**Exercise details:**
Print out each entry below exactly, please.

**Supplied data:**
** start **
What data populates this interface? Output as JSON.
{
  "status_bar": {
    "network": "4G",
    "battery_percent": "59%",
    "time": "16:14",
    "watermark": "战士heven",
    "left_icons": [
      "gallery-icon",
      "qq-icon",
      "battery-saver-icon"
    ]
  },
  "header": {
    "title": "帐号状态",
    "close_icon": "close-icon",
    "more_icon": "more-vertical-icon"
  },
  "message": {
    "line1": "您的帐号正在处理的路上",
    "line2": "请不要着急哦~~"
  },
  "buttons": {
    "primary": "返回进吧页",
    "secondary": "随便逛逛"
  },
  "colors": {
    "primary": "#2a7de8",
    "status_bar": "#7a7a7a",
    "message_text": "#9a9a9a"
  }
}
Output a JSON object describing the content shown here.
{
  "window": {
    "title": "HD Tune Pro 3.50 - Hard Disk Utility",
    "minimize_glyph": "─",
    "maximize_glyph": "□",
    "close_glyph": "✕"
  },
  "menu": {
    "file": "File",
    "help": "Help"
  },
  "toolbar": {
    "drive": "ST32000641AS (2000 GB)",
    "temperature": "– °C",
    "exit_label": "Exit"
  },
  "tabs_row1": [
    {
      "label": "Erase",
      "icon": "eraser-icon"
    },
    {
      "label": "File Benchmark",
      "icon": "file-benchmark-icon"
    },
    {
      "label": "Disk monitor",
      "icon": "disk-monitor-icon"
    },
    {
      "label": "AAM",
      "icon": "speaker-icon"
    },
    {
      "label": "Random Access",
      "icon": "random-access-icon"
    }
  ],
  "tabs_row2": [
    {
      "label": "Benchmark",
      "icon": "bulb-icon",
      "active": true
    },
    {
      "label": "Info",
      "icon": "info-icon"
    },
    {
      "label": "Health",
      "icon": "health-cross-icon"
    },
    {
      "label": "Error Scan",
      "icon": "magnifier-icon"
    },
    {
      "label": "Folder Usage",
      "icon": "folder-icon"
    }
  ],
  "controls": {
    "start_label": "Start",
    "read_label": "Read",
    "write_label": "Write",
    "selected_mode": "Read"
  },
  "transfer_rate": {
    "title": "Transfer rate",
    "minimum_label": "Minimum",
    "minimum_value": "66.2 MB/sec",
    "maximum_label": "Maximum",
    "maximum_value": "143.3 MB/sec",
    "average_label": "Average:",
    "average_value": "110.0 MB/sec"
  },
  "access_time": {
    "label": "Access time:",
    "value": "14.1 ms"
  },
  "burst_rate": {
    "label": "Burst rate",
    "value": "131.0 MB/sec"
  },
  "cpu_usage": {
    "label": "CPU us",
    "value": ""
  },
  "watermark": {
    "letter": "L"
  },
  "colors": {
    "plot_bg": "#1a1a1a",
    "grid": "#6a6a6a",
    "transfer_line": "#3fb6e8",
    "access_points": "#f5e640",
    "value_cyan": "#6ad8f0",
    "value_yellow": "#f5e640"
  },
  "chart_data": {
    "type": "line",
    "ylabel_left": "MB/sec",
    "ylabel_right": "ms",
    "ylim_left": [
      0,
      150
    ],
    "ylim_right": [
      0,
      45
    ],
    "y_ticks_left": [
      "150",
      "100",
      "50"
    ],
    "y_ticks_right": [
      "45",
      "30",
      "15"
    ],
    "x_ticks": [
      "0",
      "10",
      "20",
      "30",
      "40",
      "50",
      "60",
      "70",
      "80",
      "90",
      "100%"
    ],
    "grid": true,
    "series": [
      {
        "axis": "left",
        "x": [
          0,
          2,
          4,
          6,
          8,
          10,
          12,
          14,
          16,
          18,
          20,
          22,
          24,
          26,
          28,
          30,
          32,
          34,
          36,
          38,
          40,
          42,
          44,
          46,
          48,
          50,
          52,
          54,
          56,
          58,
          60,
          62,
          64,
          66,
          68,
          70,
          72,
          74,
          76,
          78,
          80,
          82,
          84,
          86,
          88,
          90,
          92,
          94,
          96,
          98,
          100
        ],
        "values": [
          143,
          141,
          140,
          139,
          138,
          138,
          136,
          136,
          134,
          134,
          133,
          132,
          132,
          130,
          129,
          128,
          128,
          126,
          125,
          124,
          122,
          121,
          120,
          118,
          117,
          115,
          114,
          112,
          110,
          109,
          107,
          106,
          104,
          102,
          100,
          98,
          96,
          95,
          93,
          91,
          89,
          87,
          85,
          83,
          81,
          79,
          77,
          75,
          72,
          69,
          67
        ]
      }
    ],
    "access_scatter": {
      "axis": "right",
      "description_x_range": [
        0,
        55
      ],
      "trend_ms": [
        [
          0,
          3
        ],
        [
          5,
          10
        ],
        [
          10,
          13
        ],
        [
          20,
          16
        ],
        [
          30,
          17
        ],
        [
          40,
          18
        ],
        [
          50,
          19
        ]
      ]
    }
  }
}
** end **
**Answer for the task:**
What data populates this interface? Output as JSON.
{
  "status_bar": {
    "network": "4G",
    "battery_percent": "59%",
    "time": "16:14",
    "watermark": "战士heven",
    "left_icons": [
      "gallery-icon",
      "qq-icon",
      "battery-saver-icon"
    ]
  },
  "header": {
    "title": "帐号状态",
    "close_icon": "close-icon",
    "more_icon": "more-vertical-icon"
  },
  "message": {
    "line1": "您的帐号正在处理的路上",
    "line2": "请不要着急哦~~"
  },
  "buttons": {
    "primary": "返回进吧页",
    "secondary": "随便逛逛"
  },
  "colors": {
    "primary": "#2a7de8",
    "status_bar": "#7a7a7a",
    "message_text": "#9a9a9a"
  }
}
Output a JSON object describing the content shown here.
{
  "window": {
    "title": "HD Tune Pro 3.50 - Hard Disk Utility",
    "minimize_glyph": "─",
    "maximize_glyph": "□",
    "close_glyph": "✕"
  },
  "menu": {
    "file": "File",
    "help": "Help"
  },
  "toolbar": {
    "drive": "ST32000641AS (2000 GB)",
    "temperature": "– °C",
    "exit_label": "Exit"
  },
  "tabs_row1": [
    {
      "label": "Erase",
      "icon": "eraser-icon"
    },
    {
      "label": "File Benchmark",
      "icon": "file-benchmark-icon"
    },
    {
      "label": "Disk monitor",
      "icon": "disk-monitor-icon"
    },
    {
      "label": "AAM",
      "icon": "speaker-icon"
    },
    {
      "label": "Random Access",
      "icon": "random-access-icon"
    }
  ],
  "tabs_row2": [
    {
      "label": "Benchmark",
      "icon": "bulb-icon",
      "active": true
    },
    {
      "label": "Info",
      "icon": "info-icon"
    },
    {
      "label": "Health",
      "icon": "health-cross-icon"
    },
    {
      "label": "Error Scan",
      "icon": "magnifier-icon"
    },
    {
      "label": "Folder Usage",
      "icon": "folder-icon"
    }
  ],
  "controls": {
    "start_label": "Start",
    "read_label": "Read",
    "write_label": "Write",
    "selected_mode": "Read"
  },
  "transfer_rate": {
    "title": "Transfer rate",
    "minimum_label": "Minimum",
    "minimum_value": "66.2 MB/sec",
    "maximum_label": "Maximum",
    "maximum_value": "143.3 MB/sec",
    "average_label": "Average:",
    "average_value": "110.0 MB/sec"
  },
  "access_time": {
    "label": "Access time:",
    "value": "14.1 ms"
  },
  "burst_rate": {
    "label": "Burst rate",
    "value": "131.0 MB/sec"
  },
  "cpu_usage": {
    "label": "CPU us",
    "value": ""
  },
  "watermark": {
    "letter": "L"
  },
  "colors": {
    "plot_bg": "#1a1a1a",
    "grid": "#6a6a6a",
    "transfer_line": "#3fb6e8",
    "access_points": "#f5e640",
    "value_cyan": "#6ad8f0",
    "value_yellow": "#f5e640"
  },
  "chart_data": {
    "type": "line",
    "ylabel_left": "MB/sec",
    "ylabel_right": "ms",
    "ylim_left": [
      0,
      150
    ],
    "ylim_right": [
      0,
      45
    ],
    "y_ticks_left": [
      "150",
      "100",
      "50"
    ],
    "y_ticks_right": [
      "45",
      "30",
      "15"
    ],
    "x_ticks": [
      "0",
      "10",
      "20",
      "30",
      "40",
      "50",
      "60",
      "70",
      "80",
      "90",
      "100%"
    ],
    "grid": true,
    "series": [
      {
        "axis": "left",
        "x": [
          0,
          2,
          4,
          6,
          8,
          10,
          12,
          14,
          16,
          18,
          20,
          22,
          24,
          26,
          28,
          30,
          32,
          34,
          36,
          38,
          40,
          42,
          44,
          46,
          48,
          50,
          52,
          54,
          56,
          58,
          60,
          62,
          64,
          66,
          68,
          70,
          72,
          74,
          76,
          78,
          80,
          82,
          84,
          86,
          88,
          90,
          92,
          94,
          96,
          98,
          100
        ],
        "values": [
          143,
          141,
          140,
          139,
          138,
          138,
          136,
          136,
          134,
          134,
          133,
          132,
          132,
          130,
          129,
          128,
          128,
          126,
          125,
          124,
          122,
          121,
          120,
          118,
          117,
          115,
          114,
          112,
          110,
          109,
          107,
          106,
          104,
          102,
          100,
          98,
          96,
          95,
          93,
          91,
          89,
          87,
          85,
          83,
          81,
          79,
          77,
          75,
          72,
          69,
          67
        ]
      }
    ],
    "access_scatter": {
      "axis": "right",
      "description_x_range": [
        0,
        55
      ],
      "trend_ms": [
        [
          0,
          3
        ],
        [
          5,
          10
        ],
        [
          10,
          13
        ],
        [
          20,
          16
        ],
        [
          30,
          17
        ],
        [
          40,
          18
        ],
        [
          50,
          19
        ]
      ]
    }
  }
}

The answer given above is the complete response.